[Instruction]:
Find every line in the records below that contains the word "nặng", and copy each such line.

-------- Material provided --------

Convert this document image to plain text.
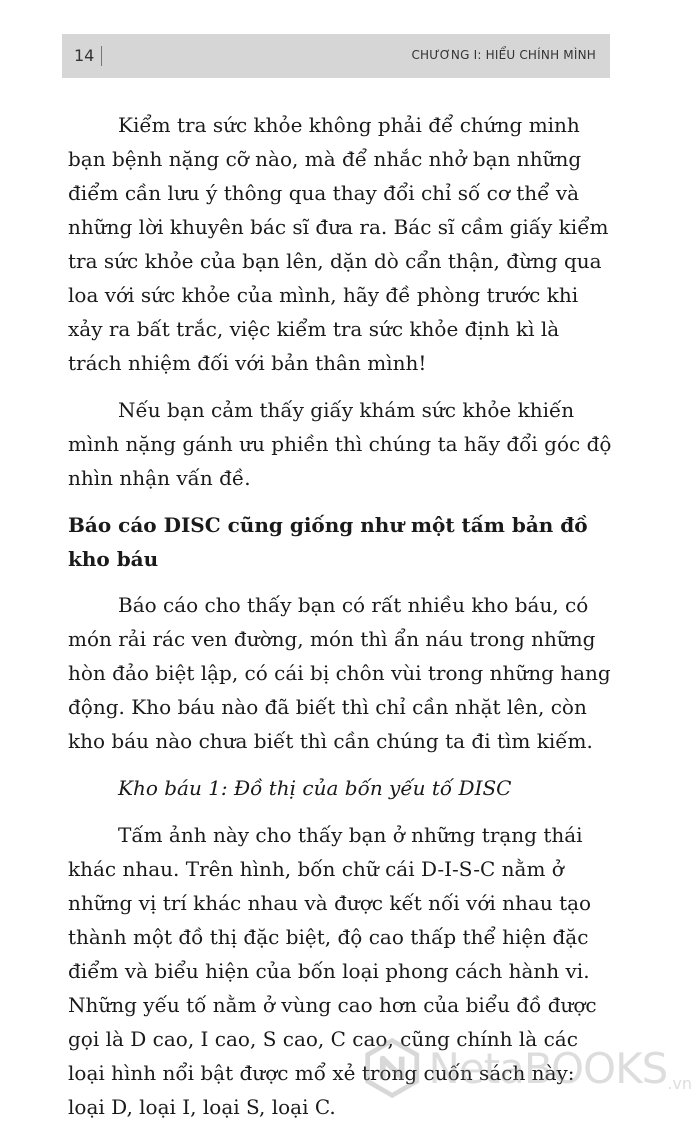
14	CHƯƠNG I: HIỂU CHÍNH MÌNH

Kiểm tra sức khỏe không phải để chứng minh bạn bệnh nặng cỡ nào, mà để nhắc nhở bạn những điểm cần lưu ý thông qua thay đổi chỉ số cơ thể và những lời khuyên bác sĩ đưa ra. Bác sĩ cầm giấy kiểm tra sức khỏe của bạn lên, dặn dò cẩn thận, đừng qua loa với sức khỏe của mình, hãy đề phòng trước khi xảy ra bất trắc, việc kiểm tra sức khỏe định kì là trách nhiệm đối với bản thân mình!

Nếu bạn cảm thấy giấy khám sức khỏe khiến mình nặng gánh ưu phiền thì chúng ta hãy đổi góc độ nhìn nhận vấn đề.

Báo cáo DISC cũng giống như một tấm bản đồ kho báu

Báo cáo cho thấy bạn có rất nhiều kho báu, có món rải rác ven đường, món thì ẩn náu trong những hòn đảo biệt lập, có cái bị chôn vùi trong những hang động. Kho báu nào đã biết thì chỉ cần nhặt lên, còn kho báu nào chưa biết thì cần chúng ta đi tìm kiếm.

Kho báu 1: Đồ thị của bốn yếu tố DISC

Tấm ảnh này cho thấy bạn ở những trạng thái khác nhau. Trên hình, bốn chữ cái D-I-S-C nằm ở những vị trí khác nhau và được kết nối với nhau tạo thành một đồ thị đặc biệt, độ cao thấp thể hiện đặc điểm và biểu hiện của bốn loại phong cách hành vi. Những yếu tố nằm ở vùng cao hơn của biểu đồ được gọi là D cao, I cao, S cao, C cao, cũng chính là các loại hình nổi bật được mổ xẻ trong cuốn sách này: loại D, loại I, loại S, loại C.

NetaBOOKS.vn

--------

[Worked answer]:
Kiểm tra sức khỏe không phải để chứng minh bạn bệnh nặng cỡ nào, mà để nhắc nhở bạn những điểm cần lưu ý thông qua thay đổi chỉ số cơ thể và những lời khuyên bác sĩ đưa ra. Bác sĩ cầm giấy kiểm tra sức khỏe của bạn lên, dặn dò cẩn thận, đừng qua loa với sức khỏe của mình, hãy đề phòng trước khi xảy ra bất trắc, việc kiểm tra sức khỏe định kì là trách nhiệm đối với bản thân mình!
Nếu bạn cảm thấy giấy khám sức khỏe khiến mình nặng gánh ưu phiền thì chúng ta hãy đổi góc độ nhìn nhận vấn đề.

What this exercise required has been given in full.